* _Task_:
In your copy, leave out the pictures; write out all the data exactly.
..........
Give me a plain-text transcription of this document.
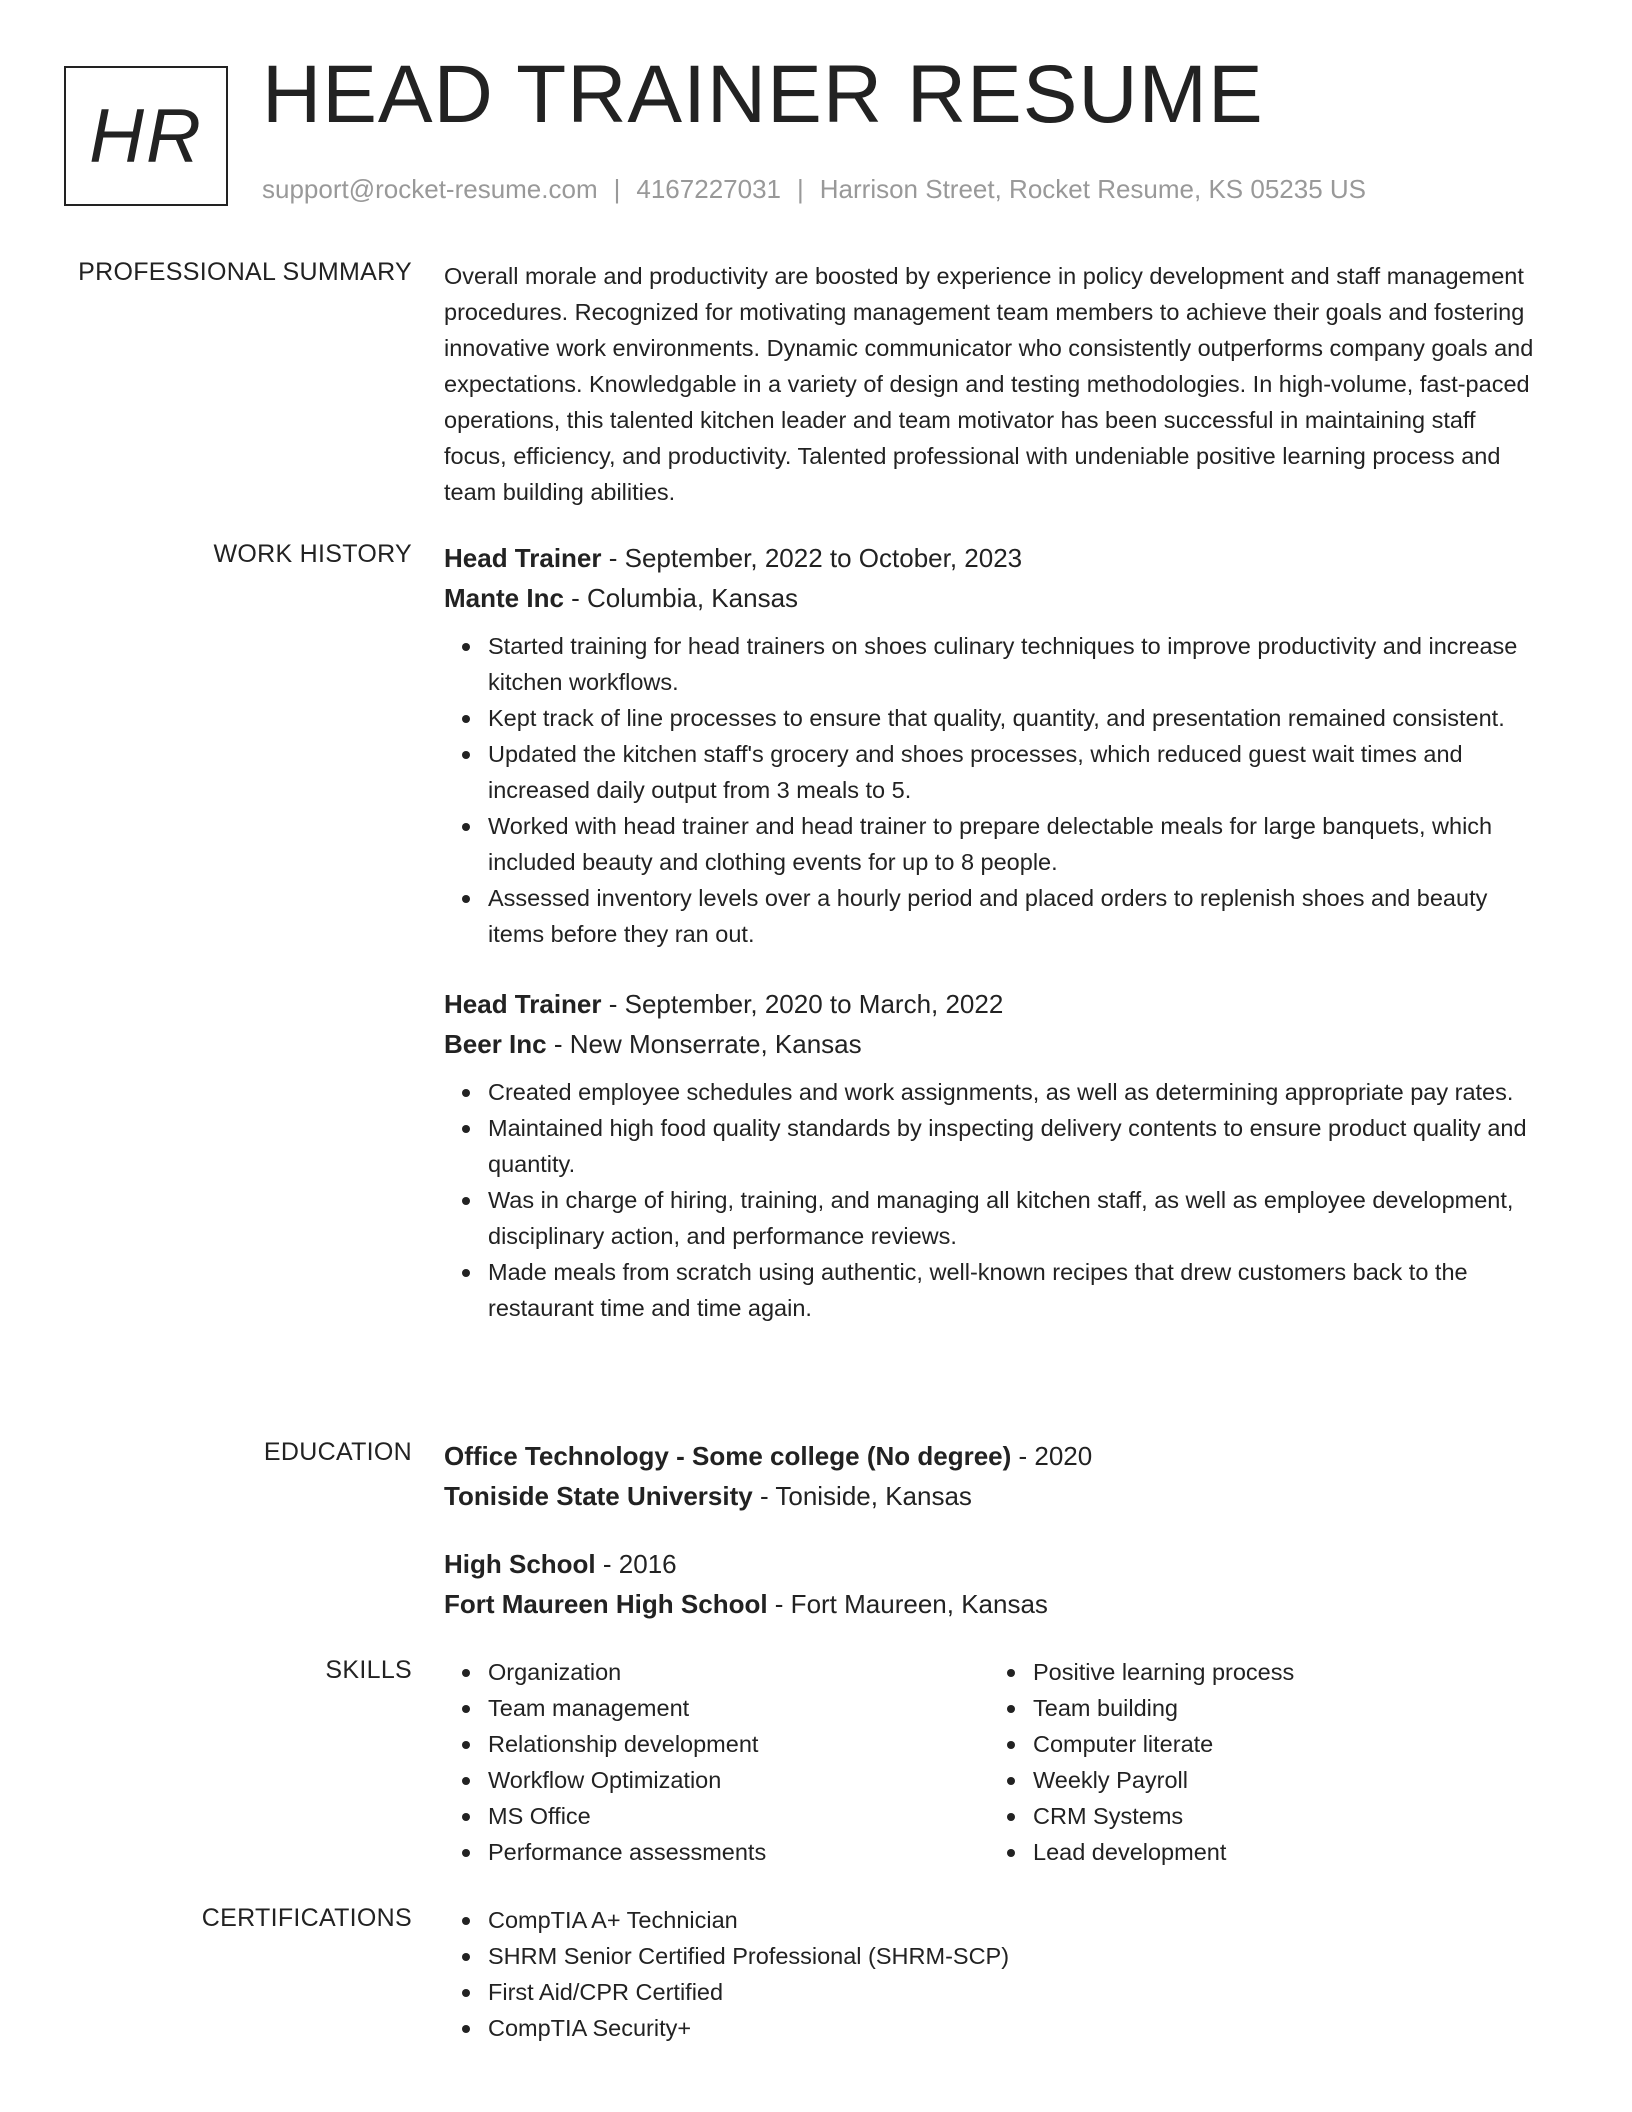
HR HEAD TRAINER RESUME
support@rocket-resume.com | 4167227031 | Harrison Street, Rocket Resume, KS 05235 US
PROFESSIONAL SUMMARY Overall morale and productivity are boosted by experience in policy development and staff management procedures. Recognized for motivating management team members to achieve their goals and fostering innovative work environments. Dynamic communicator who consistently outperforms company goals and expectations. Knowledgable in a variety of design and testing methodologies. In high-volume, fast-paced operations, this talented kitchen leader and team motivator has been successful in maintaining staff focus, efficiency, and productivity. Talented professional with undeniable positive learning process and team building abilities.

WORK HISTORY Head Trainer - September, 2022 to October, 2023

Mante Inc - Columbia, Kansas

Started training for head trainers on shoes culinary techniques to improve productivity and increase kitchen workflows.
Kept track of line processes to ensure that quality, quantity, and presentation remained consistent.
Updated the kitchen staff's grocery and shoes processes, which reduced guest wait times and increased daily output from 3 meals to 5.
Worked with head trainer and head trainer to prepare delectable meals for large banquets, which included beauty and clothing events for up to 8 people.
Assessed inventory levels over a hourly period and placed orders to replenish shoes and beauty items before they ran out.

Head Trainer - September, 2020 to March, 2022

Beer Inc - New Monserrate, Kansas

Created employee schedules and work assignments, as well as determining appropriate pay rates.
Maintained high food quality standards by inspecting delivery contents to ensure product quality and quantity.
Was in charge of hiring, training, and managing all kitchen staff, as well as employee development, disciplinary action, and performance reviews.
Made meals from scratch using authentic, well-known recipes that drew customers back to the restaurant time and time again.
EDUCATION Office Technology - Some college (No degree) - 2020

Toniside State University - Toniside, Kansas

High School - 2016

Fort Maureen High School - Fort Maureen, Kansas

SKILLS	Organization
Team management
Relationship development
Workflow Optimization
MS Office
Performance assessments
Positive learning process
Team building
Computer literate
Weekly Payroll
CRM Systems
Lead development
CERTIFICATIONS	CompTIA A+ Technician
SHRM Senior Certified Professional (SHRM-SCP)
First Aid/CPR Certified
CompTIA Security+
..........
* _The result_:
Give me a plain-text transcription of this document.
HR HEAD TRAINER RESUME
support@rocket-resume.com | 4167227031 | Harrison Street, Rocket Resume, KS 05235 US
PROFESSIONAL SUMMARY Overall morale and productivity are boosted by experience in policy development and staff management procedures. Recognized for motivating management team members to achieve their goals and fostering innovative work environments. Dynamic communicator who consistently outperforms company goals and expectations. Knowledgable in a variety of design and testing methodologies. In high-volume, fast-paced operations, this talented kitchen leader and team motivator has been successful in maintaining staff focus, efficiency, and productivity. Talented professional with undeniable positive learning process and team building abilities.

WORK HISTORY Head Trainer - September, 2022 to October, 2023

Mante Inc - Columbia, Kansas

Started training for head trainers on shoes culinary techniques to improve productivity and increase kitchen workflows.
Kept track of line processes to ensure that quality, quantity, and presentation remained consistent.
Updated the kitchen staff's grocery and shoes processes, which reduced guest wait times and increased daily output from 3 meals to 5.
Worked with head trainer and head trainer to prepare delectable meals for large banquets, which included beauty and clothing events for up to 8 people.
Assessed inventory levels over a hourly period and placed orders to replenish shoes and beauty items before they ran out.

Head Trainer - September, 2020 to March, 2022

Beer Inc - New Monserrate, Kansas

Created employee schedules and work assignments, as well as determining appropriate pay rates.
Maintained high food quality standards by inspecting delivery contents to ensure product quality and quantity.
Was in charge of hiring, training, and managing all kitchen staff, as well as employee development, disciplinary action, and performance reviews.
Made meals from scratch using authentic, well-known recipes that drew customers back to the restaurant time and time again.
EDUCATION Office Technology - Some college (No degree) - 2020

Toniside State University - Toniside, Kansas

High School - 2016

Fort Maureen High School - Fort Maureen, Kansas

SKILLS	Organization
Team management
Relationship development
Workflow Optimization
MS Office
Performance assessments
Positive learning process
Team building
Computer literate
Weekly Payroll
CRM Systems
Lead development
CERTIFICATIONS	CompTIA A+ Technician
SHRM Senior Certified Professional (SHRM-SCP)
First Aid/CPR Certified
CompTIA Security+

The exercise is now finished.